(Stored entries)
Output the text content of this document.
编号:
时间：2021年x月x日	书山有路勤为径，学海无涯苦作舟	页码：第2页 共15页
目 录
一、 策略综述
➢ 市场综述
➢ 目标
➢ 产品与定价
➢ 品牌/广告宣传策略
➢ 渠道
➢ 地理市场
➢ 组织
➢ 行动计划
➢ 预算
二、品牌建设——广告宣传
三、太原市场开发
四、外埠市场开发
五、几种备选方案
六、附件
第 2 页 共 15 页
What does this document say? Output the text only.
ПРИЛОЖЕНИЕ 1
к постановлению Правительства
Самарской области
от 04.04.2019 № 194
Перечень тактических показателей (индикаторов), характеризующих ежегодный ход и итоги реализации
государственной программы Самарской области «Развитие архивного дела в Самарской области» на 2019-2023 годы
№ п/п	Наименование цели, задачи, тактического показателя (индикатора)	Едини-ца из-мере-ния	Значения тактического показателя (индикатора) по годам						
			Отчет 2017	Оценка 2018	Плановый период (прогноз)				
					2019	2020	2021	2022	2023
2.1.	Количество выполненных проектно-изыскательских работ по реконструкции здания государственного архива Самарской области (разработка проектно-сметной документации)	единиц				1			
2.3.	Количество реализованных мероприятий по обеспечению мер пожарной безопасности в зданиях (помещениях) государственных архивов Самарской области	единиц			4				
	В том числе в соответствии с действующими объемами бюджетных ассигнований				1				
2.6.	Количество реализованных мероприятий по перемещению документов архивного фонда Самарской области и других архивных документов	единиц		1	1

_Directive_
Type out all of the material again, word for word.

_Task output_
Output the text content of this document.
编号:
时间：2021年x月x日	书山有路勤为径，学海无涯苦作舟	页码：第2页 共15页
目 录
一、 策略综述
➢ 市场综述
➢ 目标
➢ 产品与定价
➢ 品牌/广告宣传策略
➢ 渠道
➢ 地理市场
➢ 组织
➢ 行动计划
➢ 预算
二、品牌建设——广告宣传
三、太原市场开发
四、外埠市场开发
五、几种备选方案
六、附件
第 2 页 共 15 页
What does this document say? Output the text only.
ПРИЛОЖЕНИЕ 1
к постановлению Правительства
Самарской области
от 04.04.2019 № 194
Перечень тактических показателей (индикаторов), характеризующих ежегодный ход и итоги реализации
государственной программы Самарской области «Развитие архивного дела в Самарской области» на 2019-2023 годы
№ п/п	Наименование цели, задачи, тактического показателя (индикатора)	Едини-ца из-мере-ния	Значения тактического показателя (индикатора) по годам						
			Отчет 2017	Оценка 2018	Плановый период (прогноз)				
					2019	2020	2021	2022	2023
2.1.	Количество выполненных проектно-изыскательских работ по реконструкции здания государственного архива Самарской области (разработка проектно-сметной документации)	единиц				1			
2.3.	Количество реализованных мероприятий по обеспечению мер пожарной безопасности в зданиях (помещениях) государственных архивов Самарской области	единиц			4				
	В том числе в соответствии с действующими объемами бюджетных ассигнований				1				
2.6.	Количество реализованных мероприятий по перемещению документов архивного фонда Самарской области и других архивных документов	единиц		1	1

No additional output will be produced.